● **Challenge**: Tally up how many lines in the listing below contain the string "Speed", and give only the total.

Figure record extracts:
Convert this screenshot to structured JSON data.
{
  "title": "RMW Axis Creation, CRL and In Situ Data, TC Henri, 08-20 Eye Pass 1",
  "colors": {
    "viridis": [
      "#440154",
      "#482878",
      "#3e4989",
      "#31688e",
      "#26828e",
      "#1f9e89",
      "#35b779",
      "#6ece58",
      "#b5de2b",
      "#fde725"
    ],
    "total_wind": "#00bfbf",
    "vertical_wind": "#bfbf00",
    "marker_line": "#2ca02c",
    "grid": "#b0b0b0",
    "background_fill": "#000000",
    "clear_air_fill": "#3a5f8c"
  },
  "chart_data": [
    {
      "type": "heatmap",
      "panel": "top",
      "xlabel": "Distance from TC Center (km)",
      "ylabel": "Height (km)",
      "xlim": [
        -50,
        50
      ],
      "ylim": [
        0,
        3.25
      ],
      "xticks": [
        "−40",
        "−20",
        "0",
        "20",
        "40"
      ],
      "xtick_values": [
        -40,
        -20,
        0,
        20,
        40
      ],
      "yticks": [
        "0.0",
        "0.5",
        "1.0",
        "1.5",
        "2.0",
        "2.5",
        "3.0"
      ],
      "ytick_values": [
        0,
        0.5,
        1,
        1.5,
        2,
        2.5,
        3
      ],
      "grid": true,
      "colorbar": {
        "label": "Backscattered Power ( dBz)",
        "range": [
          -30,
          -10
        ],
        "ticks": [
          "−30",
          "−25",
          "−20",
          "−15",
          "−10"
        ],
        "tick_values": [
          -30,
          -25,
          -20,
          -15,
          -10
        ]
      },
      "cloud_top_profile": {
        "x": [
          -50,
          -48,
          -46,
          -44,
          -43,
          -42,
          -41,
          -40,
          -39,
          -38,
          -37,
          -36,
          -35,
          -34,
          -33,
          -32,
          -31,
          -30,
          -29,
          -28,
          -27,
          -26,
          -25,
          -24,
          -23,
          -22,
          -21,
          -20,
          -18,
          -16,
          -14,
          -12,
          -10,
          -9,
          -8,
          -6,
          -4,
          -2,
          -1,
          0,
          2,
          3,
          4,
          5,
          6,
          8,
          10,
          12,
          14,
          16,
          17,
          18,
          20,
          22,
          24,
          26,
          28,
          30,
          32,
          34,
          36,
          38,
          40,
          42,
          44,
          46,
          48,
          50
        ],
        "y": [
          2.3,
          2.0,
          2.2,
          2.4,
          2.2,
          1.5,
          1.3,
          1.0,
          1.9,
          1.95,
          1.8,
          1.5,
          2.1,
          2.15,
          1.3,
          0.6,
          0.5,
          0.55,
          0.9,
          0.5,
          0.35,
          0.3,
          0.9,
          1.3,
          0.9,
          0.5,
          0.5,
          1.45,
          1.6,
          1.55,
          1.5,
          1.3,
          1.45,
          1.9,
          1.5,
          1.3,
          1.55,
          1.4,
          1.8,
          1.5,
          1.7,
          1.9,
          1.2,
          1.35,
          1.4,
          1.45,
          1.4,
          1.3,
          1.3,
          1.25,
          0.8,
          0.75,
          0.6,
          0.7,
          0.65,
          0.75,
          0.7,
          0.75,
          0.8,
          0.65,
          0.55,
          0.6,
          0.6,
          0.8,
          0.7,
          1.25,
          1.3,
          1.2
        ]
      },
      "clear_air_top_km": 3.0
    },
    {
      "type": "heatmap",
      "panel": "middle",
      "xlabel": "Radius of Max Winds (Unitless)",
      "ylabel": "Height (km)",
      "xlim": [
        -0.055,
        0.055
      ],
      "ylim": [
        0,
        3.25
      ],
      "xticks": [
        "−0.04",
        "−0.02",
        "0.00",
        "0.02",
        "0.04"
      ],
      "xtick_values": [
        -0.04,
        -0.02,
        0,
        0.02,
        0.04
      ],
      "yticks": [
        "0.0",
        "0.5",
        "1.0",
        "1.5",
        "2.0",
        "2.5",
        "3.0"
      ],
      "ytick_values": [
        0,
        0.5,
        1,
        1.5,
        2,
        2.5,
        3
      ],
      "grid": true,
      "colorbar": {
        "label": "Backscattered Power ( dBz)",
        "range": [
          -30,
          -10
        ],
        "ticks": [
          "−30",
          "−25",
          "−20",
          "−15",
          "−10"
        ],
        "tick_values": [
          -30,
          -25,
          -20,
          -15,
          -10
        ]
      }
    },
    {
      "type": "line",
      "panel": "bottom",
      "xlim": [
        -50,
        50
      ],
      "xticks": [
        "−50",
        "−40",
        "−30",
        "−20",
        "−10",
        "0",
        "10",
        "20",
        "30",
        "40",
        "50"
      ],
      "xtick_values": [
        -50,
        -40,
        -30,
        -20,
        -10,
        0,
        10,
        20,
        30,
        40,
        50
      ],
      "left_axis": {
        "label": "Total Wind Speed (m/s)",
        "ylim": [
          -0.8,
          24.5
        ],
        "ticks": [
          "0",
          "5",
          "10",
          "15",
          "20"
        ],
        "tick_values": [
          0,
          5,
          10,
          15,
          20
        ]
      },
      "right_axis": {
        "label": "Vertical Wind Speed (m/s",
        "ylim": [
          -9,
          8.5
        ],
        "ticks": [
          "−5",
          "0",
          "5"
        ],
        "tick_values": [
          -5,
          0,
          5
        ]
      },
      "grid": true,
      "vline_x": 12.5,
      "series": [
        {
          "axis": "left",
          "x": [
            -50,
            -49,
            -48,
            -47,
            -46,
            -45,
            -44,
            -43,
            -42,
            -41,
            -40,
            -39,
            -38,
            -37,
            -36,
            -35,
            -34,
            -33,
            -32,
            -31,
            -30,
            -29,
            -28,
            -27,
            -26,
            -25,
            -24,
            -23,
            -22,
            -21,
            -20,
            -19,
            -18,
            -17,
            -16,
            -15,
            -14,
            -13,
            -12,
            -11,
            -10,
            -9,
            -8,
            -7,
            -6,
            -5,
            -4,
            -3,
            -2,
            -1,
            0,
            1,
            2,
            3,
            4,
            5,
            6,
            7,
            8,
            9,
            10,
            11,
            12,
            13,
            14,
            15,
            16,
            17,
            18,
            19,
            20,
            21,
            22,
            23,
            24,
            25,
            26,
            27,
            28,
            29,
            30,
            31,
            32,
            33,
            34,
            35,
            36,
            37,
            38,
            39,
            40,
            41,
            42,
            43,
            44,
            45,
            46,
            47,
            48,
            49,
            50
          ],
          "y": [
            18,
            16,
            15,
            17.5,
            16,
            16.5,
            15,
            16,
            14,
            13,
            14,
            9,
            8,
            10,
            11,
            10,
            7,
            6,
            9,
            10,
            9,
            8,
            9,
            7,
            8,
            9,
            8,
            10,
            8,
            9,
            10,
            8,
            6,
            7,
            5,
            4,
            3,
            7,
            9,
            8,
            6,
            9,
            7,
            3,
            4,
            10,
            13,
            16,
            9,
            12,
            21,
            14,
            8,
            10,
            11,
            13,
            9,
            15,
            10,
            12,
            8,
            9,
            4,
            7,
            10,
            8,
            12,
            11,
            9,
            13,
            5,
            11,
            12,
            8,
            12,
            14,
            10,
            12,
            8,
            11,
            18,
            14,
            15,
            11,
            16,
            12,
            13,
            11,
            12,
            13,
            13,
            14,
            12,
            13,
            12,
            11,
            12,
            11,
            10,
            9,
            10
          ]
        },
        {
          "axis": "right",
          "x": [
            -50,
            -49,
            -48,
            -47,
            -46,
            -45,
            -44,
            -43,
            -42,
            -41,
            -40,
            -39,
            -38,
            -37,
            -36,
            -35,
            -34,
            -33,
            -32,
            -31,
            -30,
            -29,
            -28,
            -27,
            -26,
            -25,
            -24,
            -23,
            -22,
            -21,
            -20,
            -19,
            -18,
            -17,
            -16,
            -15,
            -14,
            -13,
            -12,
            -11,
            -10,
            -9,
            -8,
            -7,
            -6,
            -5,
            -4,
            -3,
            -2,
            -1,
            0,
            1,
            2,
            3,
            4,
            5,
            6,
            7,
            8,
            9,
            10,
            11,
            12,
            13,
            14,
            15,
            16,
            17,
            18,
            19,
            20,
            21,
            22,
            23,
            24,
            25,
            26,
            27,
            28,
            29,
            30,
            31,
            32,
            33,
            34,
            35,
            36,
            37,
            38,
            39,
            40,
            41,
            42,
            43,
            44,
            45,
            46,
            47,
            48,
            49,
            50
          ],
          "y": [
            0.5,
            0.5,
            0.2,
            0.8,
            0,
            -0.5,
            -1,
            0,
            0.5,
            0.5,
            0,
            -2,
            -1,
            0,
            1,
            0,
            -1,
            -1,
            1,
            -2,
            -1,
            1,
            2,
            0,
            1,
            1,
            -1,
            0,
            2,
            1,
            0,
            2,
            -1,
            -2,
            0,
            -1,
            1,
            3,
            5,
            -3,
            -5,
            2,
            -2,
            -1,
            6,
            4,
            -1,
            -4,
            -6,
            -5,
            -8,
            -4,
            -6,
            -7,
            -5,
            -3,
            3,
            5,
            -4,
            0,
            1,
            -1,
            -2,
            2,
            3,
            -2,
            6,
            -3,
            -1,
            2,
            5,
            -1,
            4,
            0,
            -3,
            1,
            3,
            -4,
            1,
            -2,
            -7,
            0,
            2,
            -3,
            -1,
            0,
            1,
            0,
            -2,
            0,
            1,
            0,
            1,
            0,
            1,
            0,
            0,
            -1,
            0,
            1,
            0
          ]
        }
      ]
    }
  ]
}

● **Task output**: 2